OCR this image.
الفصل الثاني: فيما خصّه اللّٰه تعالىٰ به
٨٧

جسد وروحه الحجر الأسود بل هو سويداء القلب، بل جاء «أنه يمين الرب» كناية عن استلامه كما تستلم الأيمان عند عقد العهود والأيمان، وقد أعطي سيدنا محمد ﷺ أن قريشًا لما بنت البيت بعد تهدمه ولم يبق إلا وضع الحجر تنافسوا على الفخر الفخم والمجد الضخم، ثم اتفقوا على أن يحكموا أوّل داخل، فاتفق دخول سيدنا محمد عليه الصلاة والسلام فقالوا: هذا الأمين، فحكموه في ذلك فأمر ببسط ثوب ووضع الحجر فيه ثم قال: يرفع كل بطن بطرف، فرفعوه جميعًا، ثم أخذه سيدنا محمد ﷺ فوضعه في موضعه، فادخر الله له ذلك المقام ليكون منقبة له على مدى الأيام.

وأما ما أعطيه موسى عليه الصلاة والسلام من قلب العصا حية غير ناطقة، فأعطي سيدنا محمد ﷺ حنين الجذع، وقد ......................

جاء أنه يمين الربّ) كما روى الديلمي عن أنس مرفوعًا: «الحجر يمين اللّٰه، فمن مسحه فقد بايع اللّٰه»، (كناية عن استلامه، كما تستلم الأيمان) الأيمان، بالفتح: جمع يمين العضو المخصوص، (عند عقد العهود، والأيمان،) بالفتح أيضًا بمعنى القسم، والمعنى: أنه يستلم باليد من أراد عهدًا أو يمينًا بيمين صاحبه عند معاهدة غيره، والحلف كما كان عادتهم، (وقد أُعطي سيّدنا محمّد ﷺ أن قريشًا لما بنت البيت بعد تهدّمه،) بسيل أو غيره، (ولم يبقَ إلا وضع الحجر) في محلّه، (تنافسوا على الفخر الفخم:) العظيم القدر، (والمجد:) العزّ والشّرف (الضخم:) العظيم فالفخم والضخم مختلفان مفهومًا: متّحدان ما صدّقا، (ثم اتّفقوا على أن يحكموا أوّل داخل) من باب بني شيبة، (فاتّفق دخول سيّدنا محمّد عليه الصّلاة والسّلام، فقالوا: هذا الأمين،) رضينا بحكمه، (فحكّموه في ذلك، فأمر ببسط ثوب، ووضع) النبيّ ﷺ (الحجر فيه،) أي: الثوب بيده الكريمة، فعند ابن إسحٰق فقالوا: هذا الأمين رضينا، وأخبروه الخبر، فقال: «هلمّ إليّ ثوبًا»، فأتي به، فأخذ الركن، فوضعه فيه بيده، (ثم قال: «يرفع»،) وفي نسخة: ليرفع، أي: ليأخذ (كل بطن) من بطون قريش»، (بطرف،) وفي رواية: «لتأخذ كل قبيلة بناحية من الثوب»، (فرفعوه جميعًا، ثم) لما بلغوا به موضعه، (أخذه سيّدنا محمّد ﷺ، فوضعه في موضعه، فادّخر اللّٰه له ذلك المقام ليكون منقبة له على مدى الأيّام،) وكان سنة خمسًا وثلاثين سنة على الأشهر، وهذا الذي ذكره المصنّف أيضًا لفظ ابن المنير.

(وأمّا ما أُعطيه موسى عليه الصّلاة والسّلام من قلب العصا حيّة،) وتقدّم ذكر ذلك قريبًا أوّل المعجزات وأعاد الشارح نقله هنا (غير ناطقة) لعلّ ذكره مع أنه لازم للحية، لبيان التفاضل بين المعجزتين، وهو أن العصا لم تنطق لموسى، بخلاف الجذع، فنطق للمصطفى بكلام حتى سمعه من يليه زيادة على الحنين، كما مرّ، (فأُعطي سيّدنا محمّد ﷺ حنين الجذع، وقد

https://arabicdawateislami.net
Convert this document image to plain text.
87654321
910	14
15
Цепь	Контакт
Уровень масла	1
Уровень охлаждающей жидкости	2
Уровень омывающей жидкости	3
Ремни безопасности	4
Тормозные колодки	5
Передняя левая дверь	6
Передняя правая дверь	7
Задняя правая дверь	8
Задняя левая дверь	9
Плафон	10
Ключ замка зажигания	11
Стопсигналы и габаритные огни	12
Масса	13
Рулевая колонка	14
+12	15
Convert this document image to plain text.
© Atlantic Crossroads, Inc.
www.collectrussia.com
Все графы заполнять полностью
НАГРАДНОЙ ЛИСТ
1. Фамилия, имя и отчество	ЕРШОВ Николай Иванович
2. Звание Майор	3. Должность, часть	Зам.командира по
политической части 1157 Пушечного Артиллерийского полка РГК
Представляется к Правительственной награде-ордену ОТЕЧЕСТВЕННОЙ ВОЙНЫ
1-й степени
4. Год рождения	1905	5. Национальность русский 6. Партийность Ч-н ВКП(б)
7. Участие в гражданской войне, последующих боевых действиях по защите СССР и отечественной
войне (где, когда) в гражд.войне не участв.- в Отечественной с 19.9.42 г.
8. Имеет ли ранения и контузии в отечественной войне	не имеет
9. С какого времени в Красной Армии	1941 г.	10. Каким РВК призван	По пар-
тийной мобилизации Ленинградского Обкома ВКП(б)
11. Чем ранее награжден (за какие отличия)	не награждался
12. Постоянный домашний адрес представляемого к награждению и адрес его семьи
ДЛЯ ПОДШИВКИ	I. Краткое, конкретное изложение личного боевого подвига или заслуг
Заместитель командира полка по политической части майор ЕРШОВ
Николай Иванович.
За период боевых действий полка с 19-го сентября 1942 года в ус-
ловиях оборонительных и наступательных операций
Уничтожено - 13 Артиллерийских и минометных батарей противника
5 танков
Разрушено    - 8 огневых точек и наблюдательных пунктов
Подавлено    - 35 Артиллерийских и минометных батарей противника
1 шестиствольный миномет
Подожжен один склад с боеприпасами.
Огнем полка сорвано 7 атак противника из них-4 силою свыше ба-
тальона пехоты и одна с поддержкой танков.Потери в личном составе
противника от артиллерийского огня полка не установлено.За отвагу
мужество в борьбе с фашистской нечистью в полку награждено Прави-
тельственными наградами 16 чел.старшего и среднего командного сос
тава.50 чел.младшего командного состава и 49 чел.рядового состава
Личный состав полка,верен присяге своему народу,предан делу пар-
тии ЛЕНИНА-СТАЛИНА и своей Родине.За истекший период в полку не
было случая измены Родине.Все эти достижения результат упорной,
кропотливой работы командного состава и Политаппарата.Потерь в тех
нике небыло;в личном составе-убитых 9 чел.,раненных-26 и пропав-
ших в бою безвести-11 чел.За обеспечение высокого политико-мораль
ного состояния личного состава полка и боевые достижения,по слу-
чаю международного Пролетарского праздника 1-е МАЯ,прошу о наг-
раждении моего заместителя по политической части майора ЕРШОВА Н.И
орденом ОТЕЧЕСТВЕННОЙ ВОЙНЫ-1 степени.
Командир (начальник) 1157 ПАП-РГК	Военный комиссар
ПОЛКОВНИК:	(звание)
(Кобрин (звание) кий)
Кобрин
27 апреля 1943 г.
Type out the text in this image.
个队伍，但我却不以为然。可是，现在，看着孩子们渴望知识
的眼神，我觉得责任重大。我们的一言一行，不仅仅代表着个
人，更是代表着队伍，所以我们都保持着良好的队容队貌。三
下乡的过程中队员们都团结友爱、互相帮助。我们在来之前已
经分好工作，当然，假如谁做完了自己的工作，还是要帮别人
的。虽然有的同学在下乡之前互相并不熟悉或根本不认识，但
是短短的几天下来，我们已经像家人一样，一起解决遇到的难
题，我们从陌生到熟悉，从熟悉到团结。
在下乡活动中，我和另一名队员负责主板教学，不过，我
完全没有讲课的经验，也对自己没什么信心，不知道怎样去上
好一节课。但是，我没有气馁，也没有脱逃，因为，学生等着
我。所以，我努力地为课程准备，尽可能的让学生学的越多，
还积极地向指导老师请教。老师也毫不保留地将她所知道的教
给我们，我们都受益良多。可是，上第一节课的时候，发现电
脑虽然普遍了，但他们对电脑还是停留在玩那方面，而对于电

---

§ **Work to do**: Return only the number of lines in the entries that contain the string "личного".

§ **Complete response**: 2